Huge Message Processing with WSO2 ESB Smooks Mediator


Smooks is a powerful framework for processing, manipulating and transforming XML and non XML data. WSO2 ESB supports executing Smooks features through 'Smooks Mediator'. 

One of the main features introduced in Smooks v1.0 is the ability to process huge messages (Gbs in size) [1]. Now with the WSO2 ESB 4.5.0 release (and later), Huge Message Processing feature is supported through Smooks Mediator!

Smooks supports three types of processing for huge messages which are,
1. one-to-one transformation
2. splitting and routing
3. persistence

This post shows how to process large input messages using Splitting and routing approach. 

Step 1: Create sample Huge Input file. 

This post assumes the input message is in the following format.

<order id="332">
    <header>
        <customer number="123">Joe</customer>
    </header>
    <order -items="-items">
        <order -item="-item" id="1">
            <product quantity="4">Pen</product>
            <price>8.80</price>
        </order>
        <order -item="-item" id="2">
            <product quantity="1">Book</product>
            <price>8.80</price>
        </order>
        <order -item="-item" id="3">
            <product quantity="2">Bottle</product>
            <price>8.80</price>
        </order>
        <order -item="-item" id="4">
            <product quantity="8">Note Book</product>
            <price>8.80</price>
        </order>
    </order>
</order>

You can write a simple java program to generate a file with large number of entries.

[What you need to do]:
(a) According to the Smooks Mediator post, which WSO2 ESB release first supports Huge Message Processing through the Smooks Mediator?
(b) Using the Smooks Mediator post, explain how WSO2 ESB is able to process huge messages.
(c) Repeat word for word the passage of the Smooks Mediator post from "One of the main" to "the following format.".

[Record list]:
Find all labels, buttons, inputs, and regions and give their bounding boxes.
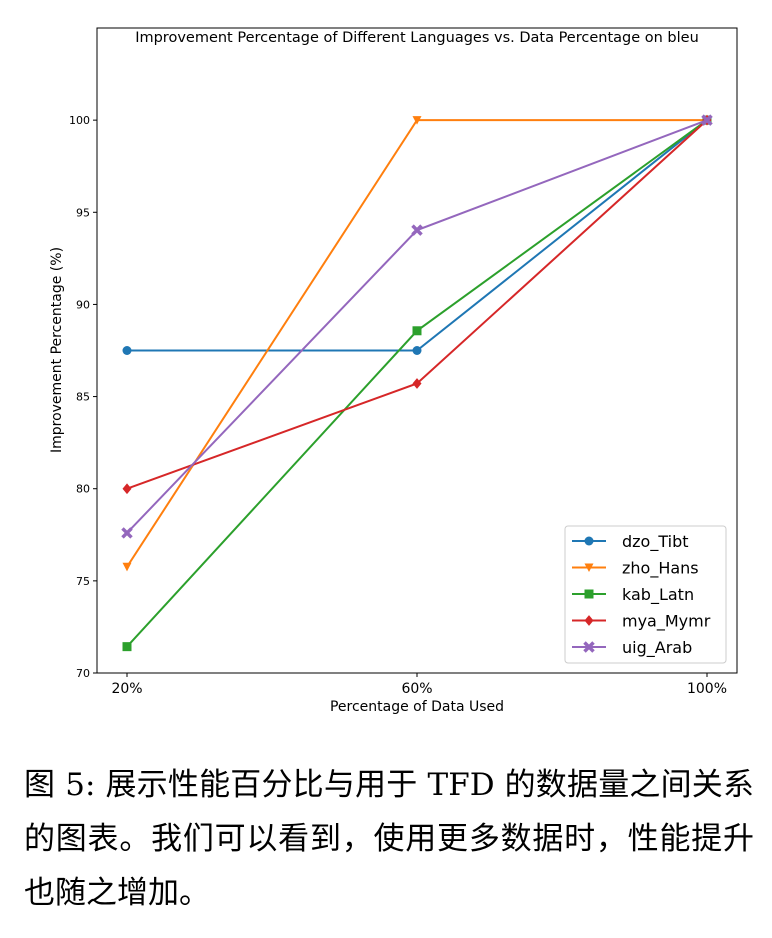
legend-marker bbox=[584, 563, 594, 572]
x-tick-label: 20% bbox=[111, 681, 142, 697]
legend-marker bbox=[584, 615, 594, 626]
legend-label: dzo_Tibt bbox=[622, 532, 689, 552]
legend-label: kab_Latn bbox=[622, 585, 694, 605]
data-point bbox=[122, 562, 132, 572]
x-axis-label: Percentage of Data Used bbox=[330, 699, 504, 715]
data-point bbox=[411, 224, 423, 236]
plot-frame bbox=[96, 27, 738, 674]
data-point bbox=[121, 527, 133, 539]
y-tick-label: 90 bbox=[76, 298, 90, 311]
data-point bbox=[122, 346, 132, 355]
series-zho_Hans bbox=[122, 116, 712, 572]
series-line bbox=[127, 119, 708, 352]
legend-box bbox=[564, 525, 727, 664]
legend: dzo_Tibt zho_Hans kab_Latn mya_Mymr uig_Arab bbox=[564, 525, 727, 664]
data-point bbox=[412, 346, 422, 355]
y-tick-label: 100 bbox=[69, 114, 90, 127]
legend-label: zho_Hans bbox=[622, 559, 699, 579]
data-point bbox=[701, 114, 713, 126]
series-line bbox=[126, 119, 707, 568]
legend-label: uig_Arab bbox=[622, 638, 692, 658]
data-point bbox=[412, 326, 422, 336]
y-tick-label: 80 bbox=[76, 483, 90, 496]
chart-title: Improvement Percentage of Different Lang… bbox=[135, 30, 699, 46]
y-tick-label: 75 bbox=[76, 575, 90, 588]
figure-caption: 图 5: 展示性能百分比与用于 TFD 的数据量之间关系的图表。我们可以看到，使… bbox=[24, 767, 754, 911]
legend-marker bbox=[584, 589, 594, 599]
y-tick-label: 70 bbox=[76, 667, 90, 680]
data-point bbox=[122, 483, 132, 495]
legend-label: mya_Mymr bbox=[622, 612, 711, 632]
y-axis-label: Improvement Percentage (%) bbox=[49, 247, 65, 453]
legend-marker bbox=[584, 536, 594, 546]
data-point bbox=[412, 378, 422, 389]
series-dzo_Tibt bbox=[122, 115, 712, 355]
series-uig_Arab bbox=[121, 114, 713, 539]
data-point bbox=[122, 642, 132, 652]
y-tick-label: 85 bbox=[76, 391, 90, 404]
line-chart: Improvement Percentage of Different Lang… bbox=[49, 27, 738, 715]
data-point bbox=[412, 116, 422, 125]
y-tick-label: 95 bbox=[76, 206, 90, 219]
x-tick-label: 60% bbox=[401, 681, 432, 697]
legend-marker bbox=[583, 641, 595, 653]
x-tick-label: 100% bbox=[687, 681, 727, 697]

[Responses by task]:
(a) WSO2 ESB 4.5.0 (and later releases) supports it.

(b) WSO2 ESB runs Smooks features through the Smooks Mediator. One of the main features introduced in Smooks v1.0 is the ability to process huge messages, gigabytes in size, so from release 4.5.0 ESB offers that feature through the mediator.

(c)
One of the main features introduced in Smooks v1.0 is the ability to process huge messages (Gbs in size) [1]. Now with the WSO2 ESB 4.5.0 release (and later), Huge Message Processing feature is supported through Smooks Mediator!

Smooks supports three types of processing for huge messages which are,
1. one-to-one transformation
2. splitting and routing
3. persistence

This post shows how to process large input messages using Splitting and routing approach. 

Step 1: Create sample Huge Input file. 

This post assumes the input message is in the following format.